§ Your instructions
Copy all lines in which the word "screenshot" can be found.

§ Data to use
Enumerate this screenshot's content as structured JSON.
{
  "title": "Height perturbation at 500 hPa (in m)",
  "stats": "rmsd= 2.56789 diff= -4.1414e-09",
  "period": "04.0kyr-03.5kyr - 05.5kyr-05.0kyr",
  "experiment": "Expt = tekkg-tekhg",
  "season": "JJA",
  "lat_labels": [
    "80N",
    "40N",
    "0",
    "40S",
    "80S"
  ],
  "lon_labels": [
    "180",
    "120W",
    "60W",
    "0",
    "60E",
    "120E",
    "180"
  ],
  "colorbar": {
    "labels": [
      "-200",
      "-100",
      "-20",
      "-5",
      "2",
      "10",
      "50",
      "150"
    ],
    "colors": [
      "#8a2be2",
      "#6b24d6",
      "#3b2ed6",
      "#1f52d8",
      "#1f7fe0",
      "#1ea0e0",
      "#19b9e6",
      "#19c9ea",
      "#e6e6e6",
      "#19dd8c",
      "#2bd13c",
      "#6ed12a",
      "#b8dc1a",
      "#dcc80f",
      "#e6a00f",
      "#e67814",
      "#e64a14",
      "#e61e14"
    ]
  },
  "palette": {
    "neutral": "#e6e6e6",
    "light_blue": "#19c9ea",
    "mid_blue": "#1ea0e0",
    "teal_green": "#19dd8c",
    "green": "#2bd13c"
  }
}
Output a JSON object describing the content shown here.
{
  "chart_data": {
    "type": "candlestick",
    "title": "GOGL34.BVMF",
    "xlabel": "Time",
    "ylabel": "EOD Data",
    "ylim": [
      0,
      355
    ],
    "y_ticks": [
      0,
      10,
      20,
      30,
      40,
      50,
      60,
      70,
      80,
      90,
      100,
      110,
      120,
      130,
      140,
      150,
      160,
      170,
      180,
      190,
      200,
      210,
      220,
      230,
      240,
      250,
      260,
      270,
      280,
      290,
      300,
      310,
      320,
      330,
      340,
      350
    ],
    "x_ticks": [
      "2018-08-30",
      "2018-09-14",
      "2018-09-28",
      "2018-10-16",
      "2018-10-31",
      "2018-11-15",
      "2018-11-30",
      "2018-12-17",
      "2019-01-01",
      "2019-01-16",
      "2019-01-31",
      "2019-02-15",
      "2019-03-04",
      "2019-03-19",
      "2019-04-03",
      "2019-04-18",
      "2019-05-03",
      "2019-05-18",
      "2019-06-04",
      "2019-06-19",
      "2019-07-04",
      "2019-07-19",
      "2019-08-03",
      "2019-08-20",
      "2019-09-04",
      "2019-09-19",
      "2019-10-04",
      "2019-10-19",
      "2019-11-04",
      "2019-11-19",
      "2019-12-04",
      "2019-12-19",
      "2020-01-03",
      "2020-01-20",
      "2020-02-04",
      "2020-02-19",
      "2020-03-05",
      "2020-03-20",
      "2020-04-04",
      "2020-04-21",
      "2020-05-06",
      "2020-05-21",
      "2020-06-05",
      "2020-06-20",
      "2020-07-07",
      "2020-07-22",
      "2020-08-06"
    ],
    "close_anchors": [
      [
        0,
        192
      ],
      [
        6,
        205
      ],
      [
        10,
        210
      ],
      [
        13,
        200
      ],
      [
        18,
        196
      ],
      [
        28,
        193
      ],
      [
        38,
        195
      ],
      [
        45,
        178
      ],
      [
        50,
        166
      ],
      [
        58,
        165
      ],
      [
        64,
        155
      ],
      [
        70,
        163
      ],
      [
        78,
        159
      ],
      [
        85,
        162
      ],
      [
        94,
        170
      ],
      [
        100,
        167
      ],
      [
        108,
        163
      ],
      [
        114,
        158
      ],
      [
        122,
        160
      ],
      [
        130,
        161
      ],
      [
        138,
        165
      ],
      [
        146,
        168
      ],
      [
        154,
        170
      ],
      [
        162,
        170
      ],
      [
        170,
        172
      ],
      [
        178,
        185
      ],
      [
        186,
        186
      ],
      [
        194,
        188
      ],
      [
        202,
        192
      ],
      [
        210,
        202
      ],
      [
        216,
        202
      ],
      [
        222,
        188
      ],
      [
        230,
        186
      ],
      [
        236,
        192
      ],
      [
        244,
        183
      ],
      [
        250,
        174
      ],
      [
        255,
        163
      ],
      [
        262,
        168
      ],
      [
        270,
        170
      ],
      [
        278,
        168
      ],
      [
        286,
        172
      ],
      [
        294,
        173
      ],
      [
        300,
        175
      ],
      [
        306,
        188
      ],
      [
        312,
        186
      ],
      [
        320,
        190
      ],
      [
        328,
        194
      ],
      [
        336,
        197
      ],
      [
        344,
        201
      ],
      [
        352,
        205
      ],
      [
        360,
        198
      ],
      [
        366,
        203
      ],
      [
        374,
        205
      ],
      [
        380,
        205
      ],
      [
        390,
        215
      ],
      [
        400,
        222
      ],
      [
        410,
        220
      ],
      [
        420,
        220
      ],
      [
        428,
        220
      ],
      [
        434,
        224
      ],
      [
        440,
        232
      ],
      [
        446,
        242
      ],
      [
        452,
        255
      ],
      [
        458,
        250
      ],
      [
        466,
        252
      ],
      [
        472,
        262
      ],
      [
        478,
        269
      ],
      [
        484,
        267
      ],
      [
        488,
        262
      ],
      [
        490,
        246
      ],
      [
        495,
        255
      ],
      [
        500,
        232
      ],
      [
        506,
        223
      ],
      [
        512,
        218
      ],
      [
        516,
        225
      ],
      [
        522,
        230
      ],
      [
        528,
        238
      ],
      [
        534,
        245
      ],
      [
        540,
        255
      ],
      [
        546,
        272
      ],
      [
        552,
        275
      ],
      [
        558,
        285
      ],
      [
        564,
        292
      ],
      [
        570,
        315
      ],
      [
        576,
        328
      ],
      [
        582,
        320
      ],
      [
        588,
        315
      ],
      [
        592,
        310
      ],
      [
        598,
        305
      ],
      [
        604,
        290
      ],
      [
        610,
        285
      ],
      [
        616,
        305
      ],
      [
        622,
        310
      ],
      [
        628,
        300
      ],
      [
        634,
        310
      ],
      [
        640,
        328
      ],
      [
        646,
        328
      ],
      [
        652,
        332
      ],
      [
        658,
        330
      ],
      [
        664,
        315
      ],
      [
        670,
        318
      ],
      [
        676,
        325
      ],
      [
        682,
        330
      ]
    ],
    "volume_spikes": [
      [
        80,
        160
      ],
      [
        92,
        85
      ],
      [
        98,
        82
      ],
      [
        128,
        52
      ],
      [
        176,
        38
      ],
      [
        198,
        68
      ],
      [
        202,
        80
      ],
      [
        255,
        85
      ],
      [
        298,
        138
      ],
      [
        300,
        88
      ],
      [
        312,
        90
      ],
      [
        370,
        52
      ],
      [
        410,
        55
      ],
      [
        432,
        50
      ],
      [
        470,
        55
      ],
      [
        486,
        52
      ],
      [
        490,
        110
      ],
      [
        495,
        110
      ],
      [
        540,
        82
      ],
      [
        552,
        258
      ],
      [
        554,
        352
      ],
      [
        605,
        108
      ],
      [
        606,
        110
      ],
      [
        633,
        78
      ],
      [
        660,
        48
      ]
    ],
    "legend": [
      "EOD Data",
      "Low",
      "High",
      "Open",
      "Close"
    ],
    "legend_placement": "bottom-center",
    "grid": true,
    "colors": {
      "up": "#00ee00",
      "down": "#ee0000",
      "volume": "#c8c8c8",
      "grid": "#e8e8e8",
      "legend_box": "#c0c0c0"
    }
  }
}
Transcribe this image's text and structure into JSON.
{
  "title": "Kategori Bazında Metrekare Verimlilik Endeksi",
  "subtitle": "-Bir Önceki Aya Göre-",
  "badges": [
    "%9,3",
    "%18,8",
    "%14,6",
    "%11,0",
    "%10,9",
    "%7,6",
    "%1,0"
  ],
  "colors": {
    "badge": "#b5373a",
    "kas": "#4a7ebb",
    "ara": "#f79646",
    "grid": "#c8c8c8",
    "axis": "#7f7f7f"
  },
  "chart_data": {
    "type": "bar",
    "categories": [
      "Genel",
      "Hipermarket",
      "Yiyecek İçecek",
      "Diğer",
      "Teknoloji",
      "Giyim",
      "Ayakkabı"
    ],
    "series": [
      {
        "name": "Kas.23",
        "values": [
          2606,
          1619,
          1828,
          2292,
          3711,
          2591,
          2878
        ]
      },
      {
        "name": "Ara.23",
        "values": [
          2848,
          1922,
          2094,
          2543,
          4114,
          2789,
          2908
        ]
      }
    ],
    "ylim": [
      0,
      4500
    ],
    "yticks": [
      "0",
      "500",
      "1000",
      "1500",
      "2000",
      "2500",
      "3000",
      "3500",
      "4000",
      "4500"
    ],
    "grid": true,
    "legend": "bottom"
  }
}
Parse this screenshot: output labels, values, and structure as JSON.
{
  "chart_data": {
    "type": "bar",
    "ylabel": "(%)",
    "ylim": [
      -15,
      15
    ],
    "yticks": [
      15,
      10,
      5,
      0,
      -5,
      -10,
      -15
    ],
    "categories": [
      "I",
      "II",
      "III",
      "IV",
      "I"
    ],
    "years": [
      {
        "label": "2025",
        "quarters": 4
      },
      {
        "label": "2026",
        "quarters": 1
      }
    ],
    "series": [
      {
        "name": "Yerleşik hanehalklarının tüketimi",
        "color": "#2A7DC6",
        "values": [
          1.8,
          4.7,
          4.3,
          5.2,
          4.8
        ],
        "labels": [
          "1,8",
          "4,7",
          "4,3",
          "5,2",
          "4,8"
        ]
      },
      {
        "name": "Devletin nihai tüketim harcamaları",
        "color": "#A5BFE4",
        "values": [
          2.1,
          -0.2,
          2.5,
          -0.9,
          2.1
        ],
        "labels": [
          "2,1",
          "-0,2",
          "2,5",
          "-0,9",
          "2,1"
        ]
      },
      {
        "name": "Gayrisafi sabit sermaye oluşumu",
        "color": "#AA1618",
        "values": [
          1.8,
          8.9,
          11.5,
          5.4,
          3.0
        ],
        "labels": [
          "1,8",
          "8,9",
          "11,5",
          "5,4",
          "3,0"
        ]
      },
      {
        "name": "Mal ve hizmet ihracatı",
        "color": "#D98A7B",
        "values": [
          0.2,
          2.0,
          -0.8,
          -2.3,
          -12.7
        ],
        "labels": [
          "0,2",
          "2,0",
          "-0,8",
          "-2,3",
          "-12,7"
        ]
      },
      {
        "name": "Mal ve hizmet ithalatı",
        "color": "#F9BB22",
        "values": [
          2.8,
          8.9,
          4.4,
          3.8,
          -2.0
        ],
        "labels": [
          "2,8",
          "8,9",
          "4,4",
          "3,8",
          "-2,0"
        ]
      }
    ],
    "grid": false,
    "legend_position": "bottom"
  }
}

§ Answer to the problem
Enumerate this screenshot's content as structured JSON.
Parse this screenshot: output labels, values, and structure as JSON.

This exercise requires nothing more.